((

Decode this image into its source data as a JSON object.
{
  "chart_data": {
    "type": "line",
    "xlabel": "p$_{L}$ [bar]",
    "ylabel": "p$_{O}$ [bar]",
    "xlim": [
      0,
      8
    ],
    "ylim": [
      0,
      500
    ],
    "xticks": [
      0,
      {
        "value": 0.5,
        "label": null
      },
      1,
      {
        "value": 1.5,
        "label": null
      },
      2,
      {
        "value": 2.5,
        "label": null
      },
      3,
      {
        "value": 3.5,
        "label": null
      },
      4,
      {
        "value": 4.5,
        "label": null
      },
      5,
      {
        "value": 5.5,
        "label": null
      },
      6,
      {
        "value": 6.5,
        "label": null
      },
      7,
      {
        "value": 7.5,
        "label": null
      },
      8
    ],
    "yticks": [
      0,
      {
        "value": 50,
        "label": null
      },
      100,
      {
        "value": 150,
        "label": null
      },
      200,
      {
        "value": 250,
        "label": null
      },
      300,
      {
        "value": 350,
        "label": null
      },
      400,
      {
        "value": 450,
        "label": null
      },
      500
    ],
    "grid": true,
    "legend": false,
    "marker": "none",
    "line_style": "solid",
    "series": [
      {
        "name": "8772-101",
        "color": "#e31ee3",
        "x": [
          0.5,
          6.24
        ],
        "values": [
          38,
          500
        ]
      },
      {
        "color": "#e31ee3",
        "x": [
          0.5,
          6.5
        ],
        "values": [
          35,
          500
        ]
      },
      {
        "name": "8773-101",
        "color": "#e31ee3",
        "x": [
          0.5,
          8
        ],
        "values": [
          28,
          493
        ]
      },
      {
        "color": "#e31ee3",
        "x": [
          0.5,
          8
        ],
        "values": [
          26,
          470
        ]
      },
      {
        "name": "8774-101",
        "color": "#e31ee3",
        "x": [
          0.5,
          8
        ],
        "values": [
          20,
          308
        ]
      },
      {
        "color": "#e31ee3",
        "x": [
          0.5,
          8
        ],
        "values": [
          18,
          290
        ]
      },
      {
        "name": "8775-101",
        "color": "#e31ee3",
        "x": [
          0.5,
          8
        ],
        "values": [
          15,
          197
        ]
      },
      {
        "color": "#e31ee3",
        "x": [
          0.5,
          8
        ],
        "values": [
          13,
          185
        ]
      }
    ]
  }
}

))

Exercise requirements:
Using the listing above, gather each line that holds the string "name" and copy it.

Finished answer:
        "name": "8772-101",
        "name": "8773-101",
        "name": "8774-101",
        "name": "8775-101",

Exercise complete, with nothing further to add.